*DIRECTIONS FOR THIS TASK:* Without the pictures, copy the entries below word for word.

[Chart and figure data]
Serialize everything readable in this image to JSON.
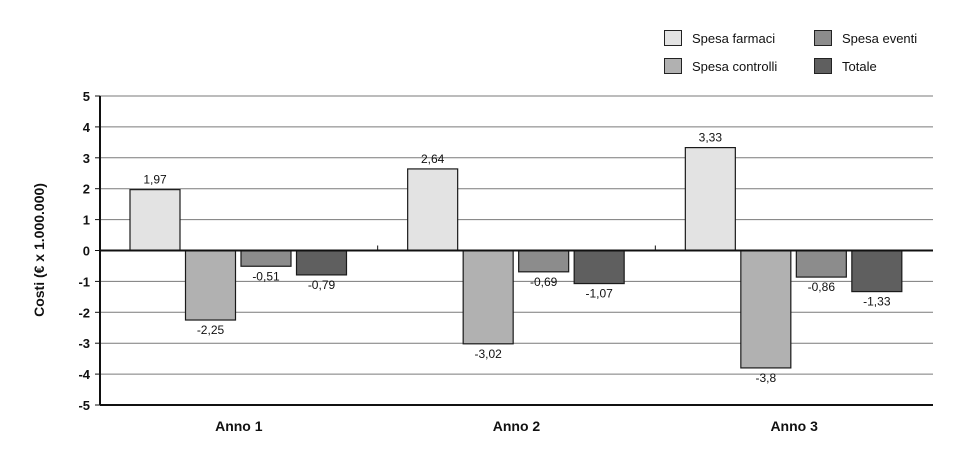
{
  "chart_data": {
    "type": "bar",
    "categories": [
      "Anno 1",
      "Anno 2",
      "Anno 3"
    ],
    "series": [
      {
        "name": "Spesa farmaci",
        "values": [
          1.97,
          2.64,
          3.33
        ],
        "labels": [
          "1,97",
          "2,64",
          "3,33"
        ],
        "color": "#e3e3e3"
      },
      {
        "name": "Spesa controlli",
        "values": [
          -2.25,
          -3.02,
          -3.8
        ],
        "labels": [
          "-2,25",
          "-3,02",
          "-3,8"
        ],
        "color": "#b1b1b1"
      },
      {
        "name": "Spesa eventi",
        "values": [
          -0.51,
          -0.69,
          -0.86
        ],
        "labels": [
          "-0,51",
          "-0,69",
          "-0,86"
        ],
        "color": "#8c8c8c"
      },
      {
        "name": "Totale",
        "values": [
          -0.79,
          -1.07,
          -1.33
        ],
        "labels": [
          "-0,79",
          "-1,07",
          "-1,33"
        ],
        "color": "#5f5f5f"
      }
    ],
    "ylabel": "Costi (€ x 1.000.000)",
    "xlabel": "",
    "title": "",
    "ylim": [
      -5,
      5
    ],
    "yticks": [
      5,
      4,
      3,
      2,
      1,
      0,
      -1,
      -2,
      -3,
      -4,
      -5
    ],
    "grid": true,
    "legend_position": "top-right"
  }
}
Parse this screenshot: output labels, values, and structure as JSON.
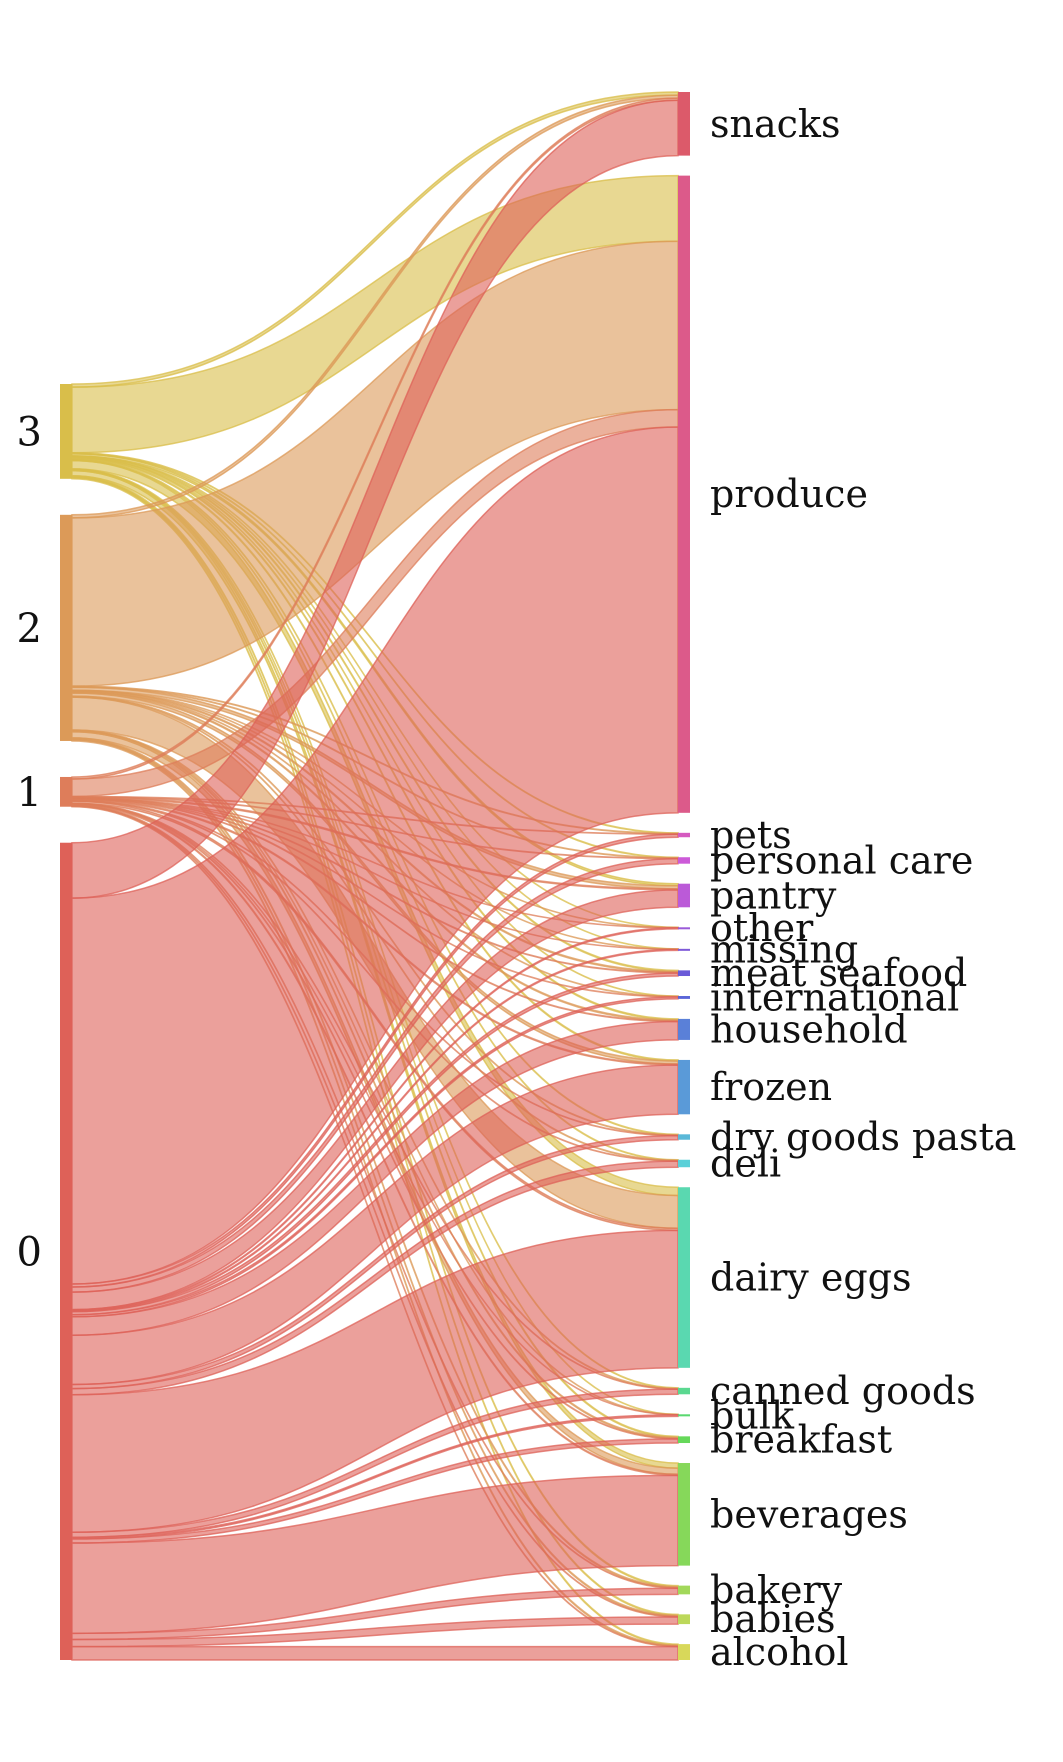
{
  "chart_data": {
    "type": "sankey",
    "title": "",
    "sources": [
      {
        "label": "3",
        "color": "#d9be4a"
      },
      {
        "label": "2",
        "color": "#dc9a58"
      },
      {
        "label": "1",
        "color": "#de7d5a"
      },
      {
        "label": "0",
        "color": "#de6158"
      }
    ],
    "targets": [
      {
        "label": "snacks",
        "color": "#dc5a6a"
      },
      {
        "label": "produce",
        "color": "#dc5a8a"
      },
      {
        "label": "pets",
        "color": "#d55ac0"
      },
      {
        "label": "personal care",
        "color": "#cc5ad8"
      },
      {
        "label": "pantry",
        "color": "#bb5ad8"
      },
      {
        "label": "other",
        "color": "#9a5ad8"
      },
      {
        "label": "missing",
        "color": "#7e5ad8"
      },
      {
        "label": "meat seafood",
        "color": "#6a5ad8"
      },
      {
        "label": "international",
        "color": "#5a65d8"
      },
      {
        "label": "household",
        "color": "#5a80d8"
      },
      {
        "label": "frozen",
        "color": "#5a9ad8"
      },
      {
        "label": "dry goods pasta",
        "color": "#5ab8d8"
      },
      {
        "label": "deli",
        "color": "#5ad0d8"
      },
      {
        "label": "dairy eggs",
        "color": "#5ad8b0"
      },
      {
        "label": "canned goods",
        "color": "#5ad890"
      },
      {
        "label": "bulk",
        "color": "#5ad870"
      },
      {
        "label": "breakfast",
        "color": "#66d85a"
      },
      {
        "label": "beverages",
        "color": "#86d85a"
      },
      {
        "label": "bakery",
        "color": "#a2d85a"
      },
      {
        "label": "babies",
        "color": "#bcd85a"
      },
      {
        "label": "alcohol",
        "color": "#d8d85a"
      }
    ],
    "flows": [
      {
        "source": "3",
        "values": [
          3,
          64,
          0.5,
          0.5,
          2,
          0.2,
          0.2,
          1,
          0.3,
          1,
          1,
          0.5,
          0.5,
          8,
          0.5,
          0.2,
          1,
          5,
          1,
          1,
          1
        ]
      },
      {
        "source": "2",
        "values": [
          3,
          164,
          0.5,
          0.5,
          3,
          0.2,
          0.2,
          1,
          0.3,
          1,
          3,
          0.5,
          0.5,
          32,
          0.5,
          0.2,
          1,
          6,
          1,
          1,
          1
        ]
      },
      {
        "source": "1",
        "values": [
          2,
          17,
          0.3,
          0.3,
          1,
          0.1,
          0.1,
          0.5,
          0.2,
          0.5,
          1,
          0.3,
          0.3,
          2,
          0.3,
          0.1,
          0.5,
          1,
          0.5,
          0.5,
          0.5
        ]
      },
      {
        "source": "0",
        "values": [
          54,
          376,
          3,
          5,
          17,
          1,
          1,
          3,
          2,
          18,
          48,
          4,
          6,
          134,
          5,
          1.5,
          4,
          88,
          6,
          7,
          13
        ]
      }
    ],
    "legend": "none",
    "grid": false
  }
}
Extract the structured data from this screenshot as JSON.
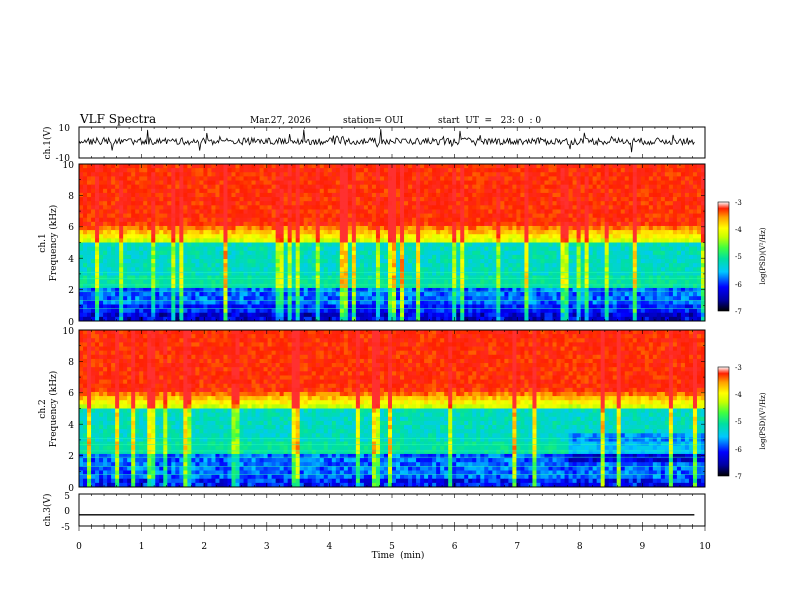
{
  "header": {
    "title": "VLF Spectra",
    "date": "Mar.27, 2026",
    "station": "station= OUI",
    "start": "start  UT  =   23: 0  : 0"
  },
  "chart_data": [
    {
      "type": "line",
      "panel": "ch1-waveform",
      "ylabel": "ch.1(V)",
      "ylim": [
        -10,
        10
      ],
      "yticks": [
        "10",
        "-10"
      ],
      "xlim": [
        0,
        10
      ]
    },
    {
      "type": "heatmap",
      "panel": "ch1-spectrogram",
      "ylabel_lines": [
        "ch.1",
        "Frequency  (kHz)"
      ],
      "ylim": [
        0,
        10
      ],
      "yticks": [
        "10",
        "8",
        "6",
        "4",
        "2",
        "0"
      ],
      "colorbar": {
        "label": "log(PSD)(V²/Hz)",
        "range": [
          -7,
          -3
        ],
        "ticks": [
          "-3",
          "-4",
          "-5",
          "-6",
          "-7"
        ]
      }
    },
    {
      "type": "heatmap",
      "panel": "ch2-spectrogram",
      "ylabel_lines": [
        "ch.2",
        "Frequency  (kHz)"
      ],
      "ylim": [
        0,
        10
      ],
      "yticks": [
        "10",
        "8",
        "6",
        "4",
        "2",
        "0"
      ],
      "colorbar": {
        "label": "log(PSD)(V²/Hz)",
        "range": [
          -7,
          -3
        ],
        "ticks": [
          "-3",
          "-4",
          "-5",
          "-6",
          "-7"
        ]
      }
    },
    {
      "type": "line",
      "panel": "ch3-waveform",
      "ylabel": "ch.3(V)",
      "ylim": [
        -5,
        5
      ],
      "yticks": [
        "5",
        "0",
        "-5"
      ],
      "value": -1.5,
      "xlim": [
        0,
        10
      ],
      "xlabel": "Time  (min)",
      "xticks": [
        "0",
        "1",
        "2",
        "3",
        "4",
        "5",
        "6",
        "7",
        "8",
        "9",
        "10"
      ]
    }
  ]
}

*FULL OUTPUT:*
Serialize everything readable in this image to JSON.
{
  "chart_data": {
    "type": "bar",
    "categories": [
      "Anno 1",
      "Anno 2",
      "Anno 3"
    ],
    "series": [
      {
        "name": "Spesa farmaci",
        "values": [
          1.97,
          2.64,
          3.33
        ],
        "labels": [
          "1,97",
          "2,64",
          "3,33"
        ],
        "color": "#e3e3e3"
      },
      {
        "name": "Spesa controlli",
        "values": [
          -2.25,
          -3.02,
          -3.8
        ],
        "labels": [
          "-2,25",
          "-3,02",
          "-3,8"
        ],
        "color": "#b1b1b1"
      },
      {
        "name": "Spesa eventi",
        "values": [
          -0.51,
          -0.69,
          -0.86
        ],
        "labels": [
          "-0,51",
          "-0,69",
          "-0,86"
        ],
        "color": "#8c8c8c"
      },
      {
        "name": "Totale",
        "values": [
          -0.79,
          -1.07,
          -1.33
        ],
        "labels": [
          "-0,79",
          "-1,07",
          "-1,33"
        ],
        "color": "#5f5f5f"
      }
    ],
    "ylabel": "Costi (€ x 1.000.000)",
    "xlabel": "",
    "title": "",
    "ylim": [
      -5,
      5
    ],
    "yticks": [
      5,
      4,
      3,
      2,
      1,
      0,
      -1,
      -2,
      -3,
      -4,
      -5
    ],
    "grid": true,
    "legend_position": "top-right"
  }
}
Parse this screenshot: output labels, values, and structure as JSON.
{
  "chart_data": {
    "type": "sankey",
    "title": "",
    "sources": [
      {
        "label": "3",
        "color": "#d9be4a"
      },
      {
        "label": "2",
        "color": "#dc9a58"
      },
      {
        "label": "1",
        "color": "#de7d5a"
      },
      {
        "label": "0",
        "color": "#de6158"
      }
    ],
    "targets": [
      {
        "label": "snacks",
        "color": "#dc5a6a"
      },
      {
        "label": "produce",
        "color": "#dc5a8a"
      },
      {
        "label": "pets",
        "color": "#d55ac0"
      },
      {
        "label": "personal care",
        "color": "#cc5ad8"
      },
      {
        "label": "pantry",
        "color": "#bb5ad8"
      },
      {
        "label": "other",
        "color": "#9a5ad8"
      },
      {
        "label": "missing",
        "color": "#7e5ad8"
      },
      {
        "label": "meat seafood",
        "color": "#6a5ad8"
      },
      {
        "label": "international",
        "color": "#5a65d8"
      },
      {
        "label": "household",
        "color": "#5a80d8"
      },
      {
        "label": "frozen",
        "color": "#5a9ad8"
      },
      {
        "label": "dry goods pasta",
        "color": "#5ab8d8"
      },
      {
        "label": "deli",
        "color": "#5ad0d8"
      },
      {
        "label": "dairy eggs",
        "color": "#5ad8b0"
      },
      {
        "label": "canned goods",
        "color": "#5ad890"
      },
      {
        "label": "bulk",
        "color": "#5ad870"
      },
      {
        "label": "breakfast",
        "color": "#66d85a"
      },
      {
        "label": "beverages",
        "color": "#86d85a"
      },
      {
        "label": "bakery",
        "color": "#a2d85a"
      },
      {
        "label": "babies",
        "color": "#bcd85a"
      },
      {
        "label": "alcohol",
        "color": "#d8d85a"
      }
    ],
    "flows": [
      {
        "source": "3",
        "values": [
          3,
          64,
          0.5,
          0.5,
          2,
          0.2,
          0.2,
          1,
          0.3,
          1,
          1,
          0.5,
          0.5,
          8,
          0.5,
          0.2,
          1,
          5,
          1,
          1,
          1
        ]
      },
      {
        "source": "2",
        "values": [
          3,
          164,
          0.5,
          0.5,
          3,
          0.2,
          0.2,
          1,
          0.3,
          1,
          3,
          0.5,
          0.5,
          32,
          0.5,
          0.2,
          1,
          6,
          1,
          1,
          1
        ]
      },
      {
        "source": "1",
        "values": [
          2,
          17,
          0.3,
          0.3,
          1,
          0.1,
          0.1,
          0.5,
          0.2,
          0.5,
          1,
          0.3,
          0.3,
          2,
          0.3,
          0.1,
          0.5,
          1,
          0.5,
          0.5,
          0.5
        ]
      },
      {
        "source": "0",
        "values": [
          54,
          376,
          3,
          5,
          17,
          1,
          1,
          3,
          2,
          18,
          48,
          4,
          6,
          134,
          5,
          1.5,
          4,
          88,
          6,
          7,
          13
        ]
      }
    ],
    "legend": "none",
    "grid": false
  }
}
Extract the structured data from this screenshot as JSON.
{
  "header": {
    "title": "VLF Spectra",
    "date": "Mar.27, 2026",
    "station": "station= OUI",
    "start": "start  UT  =   23: 0  : 0"
  },
  "chart_data": [
    {
      "type": "line",
      "panel": "ch1-waveform",
      "ylabel": "ch.1(V)",
      "ylim": [
        -10,
        10
      ],
      "yticks": [
        "10",
        "-10"
      ],
      "xlim": [
        0,
        10
      ]
    },
    {
      "type": "heatmap",
      "panel": "ch1-spectrogram",
      "ylabel_lines": [
        "ch.1",
        "Frequency  (kHz)"
      ],
      "ylim": [
        0,
        10
      ],
      "yticks": [
        "10",
        "8",
        "6",
        "4",
        "2",
        "0"
      ],
      "colorbar": {
        "label": "log(PSD)(V²/Hz)",
        "range": [
          -7,
          -3
        ],
        "ticks": [
          "-3",
          "-4",
          "-5",
          "-6",
          "-7"
        ]
      }
    },
    {
      "type": "heatmap",
      "panel": "ch2-spectrogram",
      "ylabel_lines": [
        "ch.2",
        "Frequency  (kHz)"
      ],
      "ylim": [
        0,
        10
      ],
      "yticks": [
        "10",
        "8",
        "6",
        "4",
        "2",
        "0"
      ],
      "colorbar": {
        "label": "log(PSD)(V²/Hz)",
        "range": [
          -7,
          -3
        ],
        "ticks": [
          "-3",
          "-4",
          "-5",
          "-6",
          "-7"
        ]
      }
    },
    {
      "type": "line",
      "panel": "ch3-waveform",
      "ylabel": "ch.3(V)",
      "ylim": [
        -5,
        5
      ],
      "yticks": [
        "5",
        "0",
        "-5"
      ],
      "value": -1.5,
      "xlim": [
        0,
        10
      ],
      "xlabel": "Time  (min)",
      "xticks": [
        "0",
        "1",
        "2",
        "3",
        "4",
        "5",
        "6",
        "7",
        "8",
        "9",
        "10"
      ]
    }
  ]
}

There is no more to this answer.